■ **Task goal**: Copy every one of the records below verbatim, line for line and in the same order.

Rows from a layout dataset:
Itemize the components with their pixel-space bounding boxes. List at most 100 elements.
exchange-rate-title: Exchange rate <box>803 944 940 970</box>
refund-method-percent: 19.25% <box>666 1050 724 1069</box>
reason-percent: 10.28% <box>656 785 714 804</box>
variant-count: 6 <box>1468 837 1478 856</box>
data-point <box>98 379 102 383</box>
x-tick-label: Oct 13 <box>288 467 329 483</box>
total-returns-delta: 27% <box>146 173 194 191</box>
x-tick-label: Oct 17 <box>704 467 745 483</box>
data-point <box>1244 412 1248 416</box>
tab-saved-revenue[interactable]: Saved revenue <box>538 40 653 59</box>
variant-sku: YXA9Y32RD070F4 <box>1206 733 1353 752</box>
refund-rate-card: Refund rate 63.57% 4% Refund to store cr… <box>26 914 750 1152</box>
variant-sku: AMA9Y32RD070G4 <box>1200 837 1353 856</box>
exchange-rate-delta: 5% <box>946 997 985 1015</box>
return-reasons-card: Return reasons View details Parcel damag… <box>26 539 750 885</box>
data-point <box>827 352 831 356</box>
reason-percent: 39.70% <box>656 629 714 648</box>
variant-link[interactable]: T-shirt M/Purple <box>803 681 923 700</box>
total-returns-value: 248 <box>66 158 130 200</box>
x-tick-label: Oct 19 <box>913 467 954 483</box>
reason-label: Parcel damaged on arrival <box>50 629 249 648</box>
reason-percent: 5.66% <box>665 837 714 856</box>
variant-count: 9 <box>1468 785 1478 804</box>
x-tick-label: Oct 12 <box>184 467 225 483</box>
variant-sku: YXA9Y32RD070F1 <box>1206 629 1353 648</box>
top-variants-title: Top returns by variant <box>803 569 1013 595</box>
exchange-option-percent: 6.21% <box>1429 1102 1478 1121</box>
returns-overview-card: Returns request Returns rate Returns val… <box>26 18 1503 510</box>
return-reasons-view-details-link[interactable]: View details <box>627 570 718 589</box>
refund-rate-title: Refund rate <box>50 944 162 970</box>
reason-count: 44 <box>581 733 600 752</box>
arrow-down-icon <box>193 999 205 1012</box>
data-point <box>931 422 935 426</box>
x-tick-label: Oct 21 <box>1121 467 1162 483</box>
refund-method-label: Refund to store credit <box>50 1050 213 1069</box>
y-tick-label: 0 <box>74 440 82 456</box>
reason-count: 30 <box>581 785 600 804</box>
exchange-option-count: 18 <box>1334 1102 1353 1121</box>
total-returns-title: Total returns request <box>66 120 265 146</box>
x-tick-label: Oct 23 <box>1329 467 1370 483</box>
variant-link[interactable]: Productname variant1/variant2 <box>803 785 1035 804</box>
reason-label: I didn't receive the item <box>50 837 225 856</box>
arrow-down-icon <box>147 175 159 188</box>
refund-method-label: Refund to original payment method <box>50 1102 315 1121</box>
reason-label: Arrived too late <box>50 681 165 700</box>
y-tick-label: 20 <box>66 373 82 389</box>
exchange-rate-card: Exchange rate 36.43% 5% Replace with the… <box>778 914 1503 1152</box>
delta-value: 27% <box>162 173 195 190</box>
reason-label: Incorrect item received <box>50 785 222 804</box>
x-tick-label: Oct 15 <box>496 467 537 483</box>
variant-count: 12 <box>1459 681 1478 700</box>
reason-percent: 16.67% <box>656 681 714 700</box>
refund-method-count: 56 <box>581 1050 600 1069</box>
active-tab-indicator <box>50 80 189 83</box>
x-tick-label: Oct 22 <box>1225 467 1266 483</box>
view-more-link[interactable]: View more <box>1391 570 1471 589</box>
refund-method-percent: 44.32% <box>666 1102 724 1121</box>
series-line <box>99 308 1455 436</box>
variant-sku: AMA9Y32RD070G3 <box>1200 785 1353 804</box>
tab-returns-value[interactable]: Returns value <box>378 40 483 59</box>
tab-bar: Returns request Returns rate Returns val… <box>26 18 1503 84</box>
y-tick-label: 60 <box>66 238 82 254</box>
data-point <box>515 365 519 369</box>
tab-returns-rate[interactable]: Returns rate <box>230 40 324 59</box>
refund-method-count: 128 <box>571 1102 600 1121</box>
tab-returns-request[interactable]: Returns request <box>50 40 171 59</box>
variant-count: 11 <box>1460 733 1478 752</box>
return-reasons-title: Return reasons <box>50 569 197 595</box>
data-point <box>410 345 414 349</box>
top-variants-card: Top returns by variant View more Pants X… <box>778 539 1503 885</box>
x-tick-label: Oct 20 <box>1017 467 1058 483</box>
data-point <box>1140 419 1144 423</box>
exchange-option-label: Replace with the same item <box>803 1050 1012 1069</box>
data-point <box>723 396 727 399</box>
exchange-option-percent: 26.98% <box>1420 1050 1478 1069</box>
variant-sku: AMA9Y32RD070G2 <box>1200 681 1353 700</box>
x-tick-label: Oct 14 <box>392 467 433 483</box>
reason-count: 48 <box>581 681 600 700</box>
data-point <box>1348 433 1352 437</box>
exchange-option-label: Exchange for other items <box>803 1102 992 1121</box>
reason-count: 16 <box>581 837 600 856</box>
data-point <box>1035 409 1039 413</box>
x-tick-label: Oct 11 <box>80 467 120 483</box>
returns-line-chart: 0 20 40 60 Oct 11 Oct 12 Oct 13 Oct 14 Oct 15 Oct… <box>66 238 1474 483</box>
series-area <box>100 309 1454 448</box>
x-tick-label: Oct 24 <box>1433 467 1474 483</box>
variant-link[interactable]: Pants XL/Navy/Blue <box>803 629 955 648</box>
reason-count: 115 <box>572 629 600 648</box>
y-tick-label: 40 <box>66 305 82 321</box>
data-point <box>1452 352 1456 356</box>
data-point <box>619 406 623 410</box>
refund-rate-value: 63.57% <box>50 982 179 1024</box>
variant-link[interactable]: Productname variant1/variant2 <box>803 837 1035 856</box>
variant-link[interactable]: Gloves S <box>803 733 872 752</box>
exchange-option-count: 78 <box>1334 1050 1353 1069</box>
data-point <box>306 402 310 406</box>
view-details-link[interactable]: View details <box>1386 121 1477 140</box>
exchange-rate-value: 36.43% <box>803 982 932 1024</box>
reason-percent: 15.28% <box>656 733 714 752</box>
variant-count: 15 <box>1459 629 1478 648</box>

■ **Final answer**:
Itemize the components with their pixel-space bounding boxes. List at most 100 elements.
exchange-rate-title: Exchange rate <box>803 944 940 970</box>
refund-method-percent: 19.25% <box>666 1050 724 1069</box>
reason-percent: 10.28% <box>656 785 714 804</box>
variant-count: 6 <box>1468 837 1478 856</box>
data-point <box>98 379 102 383</box>
x-tick-label: Oct 13 <box>288 467 329 483</box>
total-returns-delta: 27% <box>146 173 194 191</box>
x-tick-label: Oct 17 <box>704 467 745 483</box>
data-point <box>1244 412 1248 416</box>
tab-saved-revenue[interactable]: Saved revenue <box>538 40 653 59</box>
variant-sku: YXA9Y32RD070F4 <box>1206 733 1353 752</box>
refund-rate-card: Refund rate 63.57% 4% Refund to store cr… <box>26 914 750 1152</box>
variant-sku: AMA9Y32RD070G4 <box>1200 837 1353 856</box>
exchange-rate-delta: 5% <box>946 997 985 1015</box>
return-reasons-card: Return reasons View details Parcel damag… <box>26 539 750 885</box>
data-point <box>827 352 831 356</box>
reason-percent: 39.70% <box>656 629 714 648</box>
variant-link[interactable]: T-shirt M/Purple <box>803 681 923 700</box>
total-returns-value: 248 <box>66 158 130 200</box>
x-tick-label: Oct 19 <box>913 467 954 483</box>
reason-label: Parcel damaged on arrival <box>50 629 249 648</box>
reason-percent: 5.66% <box>665 837 714 856</box>
variant-count: 9 <box>1468 785 1478 804</box>
x-tick-label: Oct 12 <box>184 467 225 483</box>
variant-sku: YXA9Y32RD070F1 <box>1206 629 1353 648</box>
top-variants-title: Top returns by variant <box>803 569 1013 595</box>
exchange-option-percent: 6.21% <box>1429 1102 1478 1121</box>
returns-overview-card: Returns request Returns rate Returns val… <box>26 18 1503 510</box>
return-reasons-view-details-link[interactable]: View details <box>627 570 718 589</box>
refund-rate-title: Refund rate <box>50 944 162 970</box>
reason-count: 44 <box>581 733 600 752</box>
arrow-down-icon <box>193 999 205 1012</box>
data-point <box>931 422 935 426</box>
x-tick-label: Oct 21 <box>1121 467 1162 483</box>
refund-method-label: Refund to store credit <box>50 1050 213 1069</box>
y-tick-label: 0 <box>74 440 82 456</box>
reason-count: 30 <box>581 785 600 804</box>
exchange-option-count: 18 <box>1334 1102 1353 1121</box>
total-returns-title: Total returns request <box>66 120 265 146</box>
x-tick-label: Oct 23 <box>1329 467 1370 483</box>
variant-link[interactable]: Productname variant1/variant2 <box>803 785 1035 804</box>
reason-label: I didn't receive the item <box>50 837 225 856</box>
arrow-down-icon <box>147 175 159 188</box>
refund-method-label: Refund to original payment method <box>50 1102 315 1121</box>
reason-label: Arrived too late <box>50 681 165 700</box>
y-tick-label: 20 <box>66 373 82 389</box>
exchange-rate-card: Exchange rate 36.43% 5% Replace with the… <box>778 914 1503 1152</box>
delta-value: 27% <box>162 173 195 190</box>
reason-label: Incorrect item received <box>50 785 222 804</box>
x-tick-label: Oct 15 <box>496 467 537 483</box>
variant-count: 12 <box>1459 681 1478 700</box>
reason-percent: 16.67% <box>656 681 714 700</box>
refund-method-count: 56 <box>581 1050 600 1069</box>
active-tab-indicator <box>50 80 189 83</box>
x-tick-label: Oct 22 <box>1225 467 1266 483</box>
view-more-link[interactable]: View more <box>1391 570 1471 589</box>
refund-method-percent: 44.32% <box>666 1102 724 1121</box>
series-line <box>99 308 1455 436</box>
variant-sku: AMA9Y32RD070G3 <box>1200 785 1353 804</box>
tab-returns-value[interactable]: Returns value <box>378 40 483 59</box>
tab-bar: Returns request Returns rate Returns val… <box>26 18 1503 84</box>
y-tick-label: 60 <box>66 238 82 254</box>
data-point <box>515 365 519 369</box>
tab-returns-rate[interactable]: Returns rate <box>230 40 324 59</box>
refund-method-count: 128 <box>571 1102 600 1121</box>
tab-returns-request[interactable]: Returns request <box>50 40 171 59</box>
variant-count: 11 <box>1460 733 1478 752</box>
return-reasons-title: Return reasons <box>50 569 197 595</box>
data-point <box>410 345 414 349</box>
top-variants-card: Top returns by variant View more Pants X… <box>778 539 1503 885</box>
x-tick-label: Oct 20 <box>1017 467 1058 483</box>
data-point <box>1140 419 1144 423</box>
exchange-option-label: Replace with the same item <box>803 1050 1012 1069</box>
data-point <box>723 396 727 399</box>
exchange-option-percent: 26.98% <box>1420 1050 1478 1069</box>
variant-sku: AMA9Y32RD070G2 <box>1200 681 1353 700</box>
x-tick-label: Oct 14 <box>392 467 433 483</box>
reason-count: 48 <box>581 681 600 700</box>
data-point <box>1348 433 1352 437</box>
exchange-option-label: Exchange for other items <box>803 1102 992 1121</box>
reason-count: 16 <box>581 837 600 856</box>
data-point <box>1035 409 1039 413</box>
x-tick-label: Oct 11 <box>80 467 120 483</box>
returns-line-chart: 0 20 40 60 Oct 11 Oct 12 Oct 13 Oct 14 Oct 15 Oct… <box>66 238 1474 483</box>
series-area <box>100 309 1454 448</box>
x-tick-label: Oct 24 <box>1433 467 1474 483</box>
variant-link[interactable]: Pants XL/Navy/Blue <box>803 629 955 648</box>
reason-count: 115 <box>572 629 600 648</box>
y-tick-label: 40 <box>66 305 82 321</box>
data-point <box>1452 352 1456 356</box>
data-point <box>619 406 623 410</box>
refund-rate-value: 63.57% <box>50 982 179 1024</box>
variant-link[interactable]: Productname variant1/variant2 <box>803 837 1035 856</box>
variant-link[interactable]: Gloves S <box>803 733 872 752</box>
exchange-option-count: 78 <box>1334 1050 1353 1069</box>
data-point <box>306 402 310 406</box>
view-details-link[interactable]: View details <box>1386 121 1477 140</box>
exchange-rate-value: 36.43% <box>803 982 932 1024</box>
reason-percent: 15.28% <box>656 733 714 752</box>
variant-count: 15 <box>1459 629 1478 648</box>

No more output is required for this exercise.